— begin —

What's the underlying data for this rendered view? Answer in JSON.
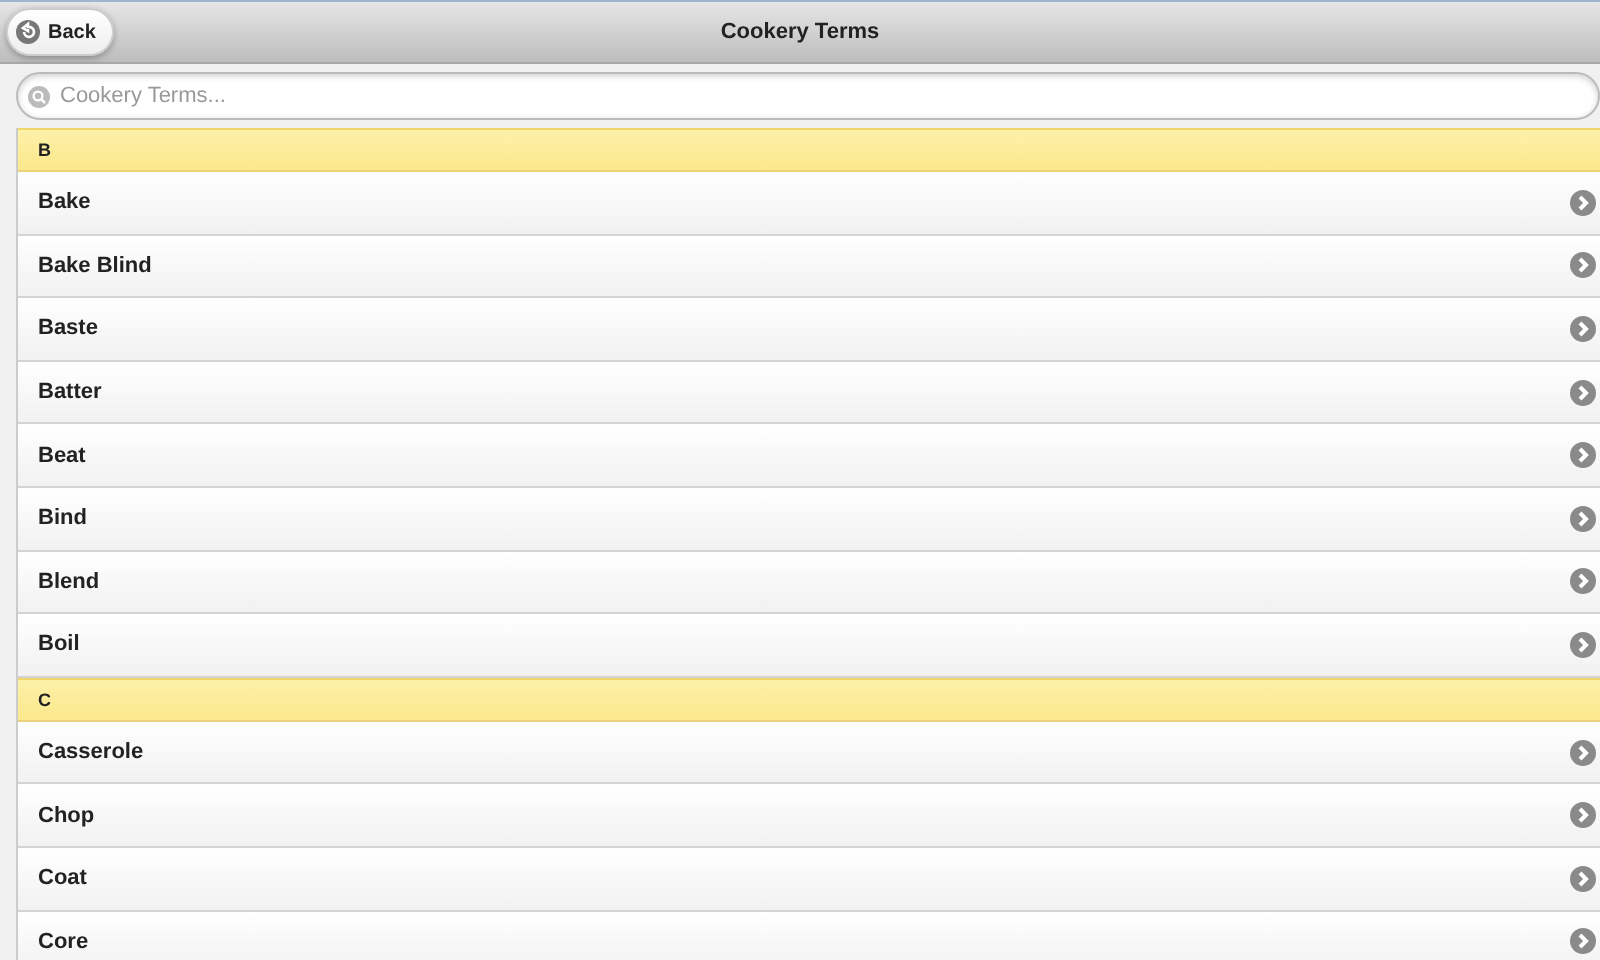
{
  "header": {
    "back_button": "Back",
    "title": "Cookery Terms"
  },
  "search": {
    "placeholder": "Cookery Terms..."
  },
  "sections": [
    {
      "letter": "B",
      "items": [
        "Bake",
        "Bake Blind",
        "Baste",
        "Batter",
        "Beat",
        "Bind",
        "Blend",
        "Boil"
      ]
    },
    {
      "letter": "C",
      "items": [
        "Casserole",
        "Chop",
        "Coat",
        "Core"
      ]
    }
  ]
}
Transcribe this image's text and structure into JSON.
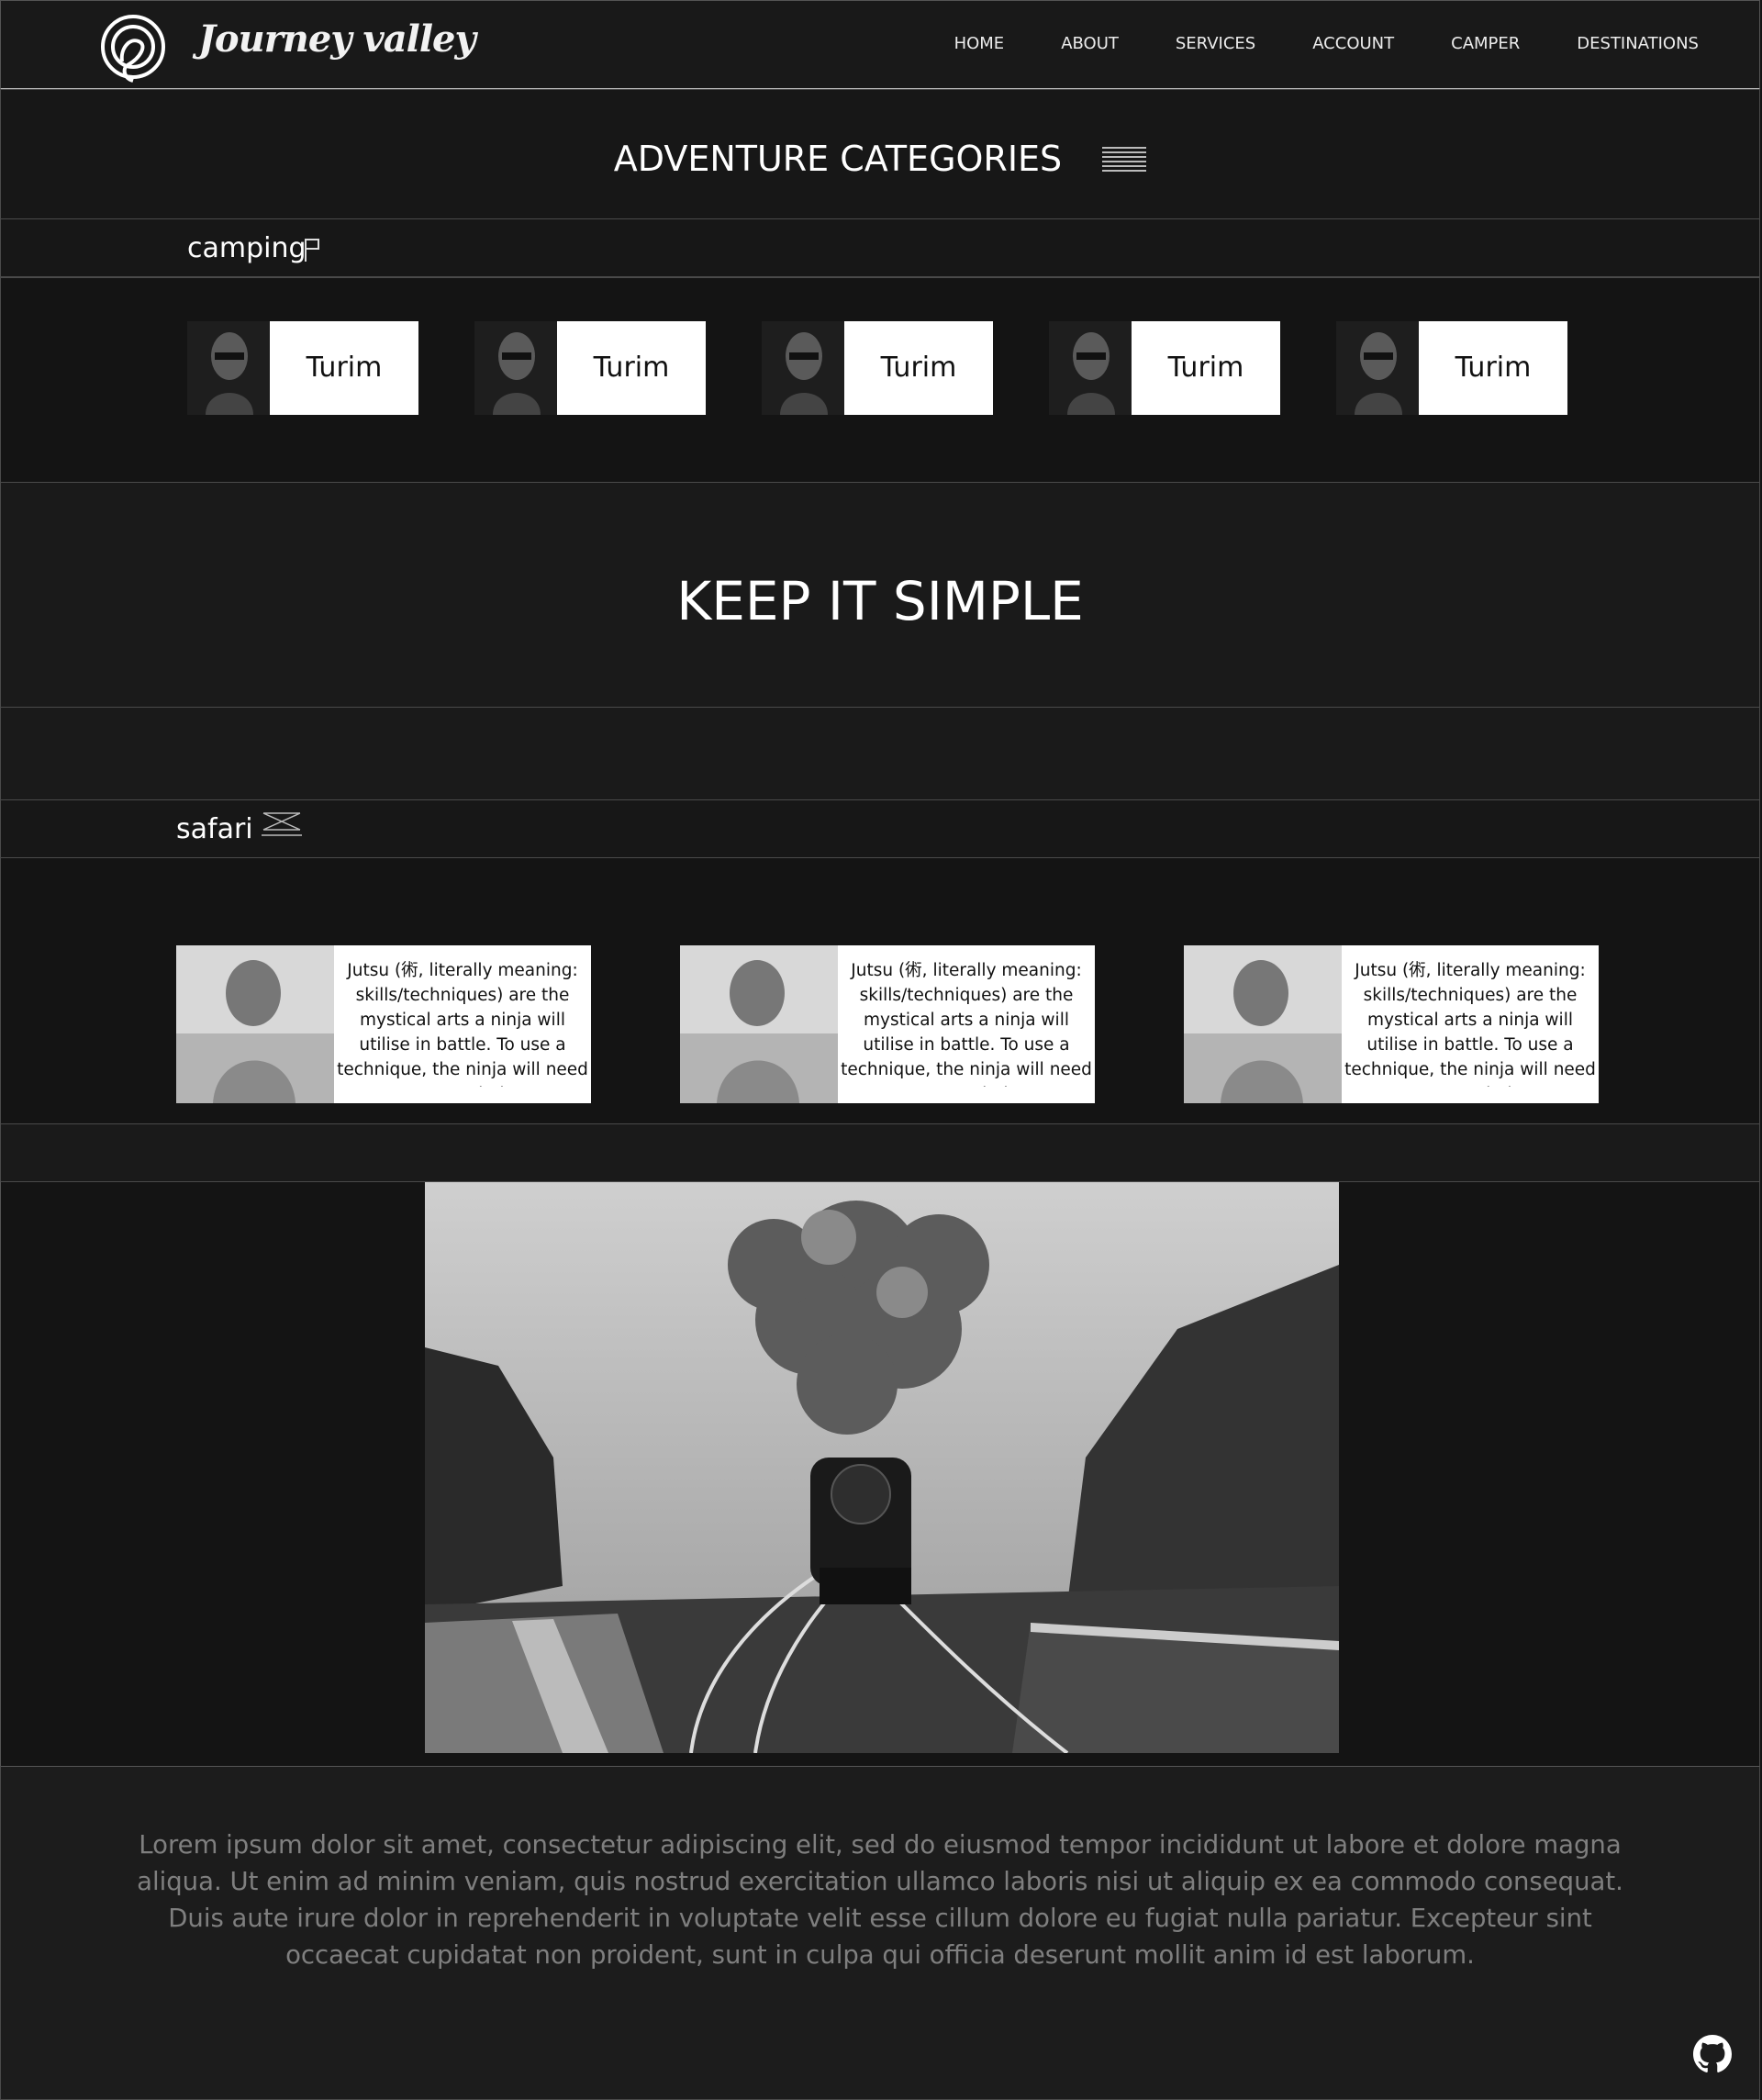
{
  "brand": {
    "name": "Journey valley",
    "logo_icon": "spiral-logo-icon"
  },
  "nav": {
    "items": [
      "HOME",
      "ABOUT",
      "SERVICES",
      "ACCOUNT",
      "CAMPER",
      "DESTINATIONS"
    ]
  },
  "categories": {
    "title": "ADVENTURE CATEGORIES",
    "menu_icon": "hamburger-lines-icon"
  },
  "camping": {
    "label": "camping",
    "icon": "flag-icon",
    "cards": [
      {
        "name": "Turim"
      },
      {
        "name": "Turim"
      },
      {
        "name": "Turim"
      },
      {
        "name": "Turim"
      },
      {
        "name": "Turim"
      }
    ]
  },
  "keep": {
    "title": "KEEP IT SIMPLE"
  },
  "safari": {
    "label": "safari",
    "icon": "scribble-icon",
    "cards": [
      {
        "text": "Jutsu (術, literally meaning: skills/techniques) are the mystical arts a ninja will utilise in battle. To use a technique, the ninja will need to use their"
      },
      {
        "text": "Jutsu (術, literally meaning: skills/techniques) are the mystical arts a ninja will utilise in battle. To use a technique, the ninja will need to use their"
      },
      {
        "text": "Jutsu (術, literally meaning: skills/techniques) are the mystical arts a ninja will utilise in battle. To use a technique, the ninja will need to use their"
      }
    ]
  },
  "feature_image": {
    "label": "steam-train-photo"
  },
  "footer": {
    "text": "Lorem ipsum dolor sit amet, consectetur adipiscing elit, sed do eiusmod tempor incididunt ut labore et dolore magna aliqua. Ut enim ad minim veniam, quis nostrud exercitation ullamco laboris nisi ut aliquip ex ea commodo consequat. Duis aute irure dolor in reprehenderit in voluptate velit esse cillum dolore eu fugiat nulla pariatur. Excepteur sint occaecat cupidatat non proident, sunt in culpa qui officia deserunt mollit anim id est laborum.",
    "github_icon": "github-icon"
  },
  "colors": {
    "background": "#141414",
    "panel": "#1a1a1a",
    "text": "#ffffff",
    "muted_text": "#7f7f7f"
  }
}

— end —

▶ _EXERCISE REQUIREMENTS_: Scan the material above for the string "Cookery" and return the lines that hold it.

▶ _EXERCISE RESULT_:
    "title": "Cookery Terms"
    "placeholder": "Cookery Terms..."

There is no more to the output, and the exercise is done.